▸ **Objective**
Extract the full listing below without altering a single character.
================
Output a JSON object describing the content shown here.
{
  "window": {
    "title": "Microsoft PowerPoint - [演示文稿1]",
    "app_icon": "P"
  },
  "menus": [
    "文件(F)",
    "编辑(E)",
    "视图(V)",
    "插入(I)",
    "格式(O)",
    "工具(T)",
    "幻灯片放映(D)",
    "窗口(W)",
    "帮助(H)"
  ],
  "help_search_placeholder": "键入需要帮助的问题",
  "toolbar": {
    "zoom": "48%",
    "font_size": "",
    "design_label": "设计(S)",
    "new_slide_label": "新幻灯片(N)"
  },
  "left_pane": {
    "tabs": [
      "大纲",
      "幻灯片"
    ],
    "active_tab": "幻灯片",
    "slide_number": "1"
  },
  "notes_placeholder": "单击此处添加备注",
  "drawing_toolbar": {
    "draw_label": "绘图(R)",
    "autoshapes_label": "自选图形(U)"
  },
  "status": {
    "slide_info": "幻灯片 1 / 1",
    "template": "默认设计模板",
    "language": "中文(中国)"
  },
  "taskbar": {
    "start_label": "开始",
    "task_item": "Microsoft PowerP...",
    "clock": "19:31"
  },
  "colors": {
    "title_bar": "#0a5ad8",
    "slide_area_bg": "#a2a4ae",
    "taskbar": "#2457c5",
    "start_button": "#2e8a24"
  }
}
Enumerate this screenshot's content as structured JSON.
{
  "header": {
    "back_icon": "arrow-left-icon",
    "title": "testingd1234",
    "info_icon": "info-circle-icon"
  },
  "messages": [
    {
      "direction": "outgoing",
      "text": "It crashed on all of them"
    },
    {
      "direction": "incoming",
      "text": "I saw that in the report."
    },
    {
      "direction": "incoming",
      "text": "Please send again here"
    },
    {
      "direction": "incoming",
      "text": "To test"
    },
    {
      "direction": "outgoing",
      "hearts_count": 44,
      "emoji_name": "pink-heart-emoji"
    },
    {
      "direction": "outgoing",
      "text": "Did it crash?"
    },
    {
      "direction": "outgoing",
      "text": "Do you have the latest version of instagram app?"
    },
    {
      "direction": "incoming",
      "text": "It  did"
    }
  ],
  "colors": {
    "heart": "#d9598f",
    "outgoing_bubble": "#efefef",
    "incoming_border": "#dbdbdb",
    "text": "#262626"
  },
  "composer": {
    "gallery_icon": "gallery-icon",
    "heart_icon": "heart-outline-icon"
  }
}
================
▸ **The answer**
Output a JSON object describing the content shown here.
{
  "window": {
    "title": "Microsoft PowerPoint - [演示文稿1]",
    "app_icon": "P"
  },
  "menus": [
    "文件(F)",
    "编辑(E)",
    "视图(V)",
    "插入(I)",
    "格式(O)",
    "工具(T)",
    "幻灯片放映(D)",
    "窗口(W)",
    "帮助(H)"
  ],
  "help_search_placeholder": "键入需要帮助的问题",
  "toolbar": {
    "zoom": "48%",
    "font_size": "",
    "design_label": "设计(S)",
    "new_slide_label": "新幻灯片(N)"
  },
  "left_pane": {
    "tabs": [
      "大纲",
      "幻灯片"
    ],
    "active_tab": "幻灯片",
    "slide_number": "1"
  },
  "notes_placeholder": "单击此处添加备注",
  "drawing_toolbar": {
    "draw_label": "绘图(R)",
    "autoshapes_label": "自选图形(U)"
  },
  "status": {
    "slide_info": "幻灯片 1 / 1",
    "template": "默认设计模板",
    "language": "中文(中国)"
  },
  "taskbar": {
    "start_label": "开始",
    "task_item": "Microsoft PowerP...",
    "clock": "19:31"
  },
  "colors": {
    "title_bar": "#0a5ad8",
    "slide_area_bg": "#a2a4ae",
    "taskbar": "#2457c5",
    "start_button": "#2e8a24"
  }
}
Enumerate this screenshot's content as structured JSON.
{
  "header": {
    "back_icon": "arrow-left-icon",
    "title": "testingd1234",
    "info_icon": "info-circle-icon"
  },
  "messages": [
    {
      "direction": "outgoing",
      "text": "It crashed on all of them"
    },
    {
      "direction": "incoming",
      "text": "I saw that in the report."
    },
    {
      "direction": "incoming",
      "text": "Please send again here"
    },
    {
      "direction": "incoming",
      "text": "To test"
    },
    {
      "direction": "outgoing",
      "hearts_count": 44,
      "emoji_name": "pink-heart-emoji"
    },
    {
      "direction": "outgoing",
      "text": "Did it crash?"
    },
    {
      "direction": "outgoing",
      "text": "Do you have the latest version of instagram app?"
    },
    {
      "direction": "incoming",
      "text": "It  did"
    }
  ],
  "colors": {
    "heart": "#d9598f",
    "outgoing_bubble": "#efefef",
    "incoming_border": "#dbdbdb",
    "text": "#262626"
  },
  "composer": {
    "gallery_icon": "gallery-icon",
    "heart_icon": "heart-outline-icon"
  }
}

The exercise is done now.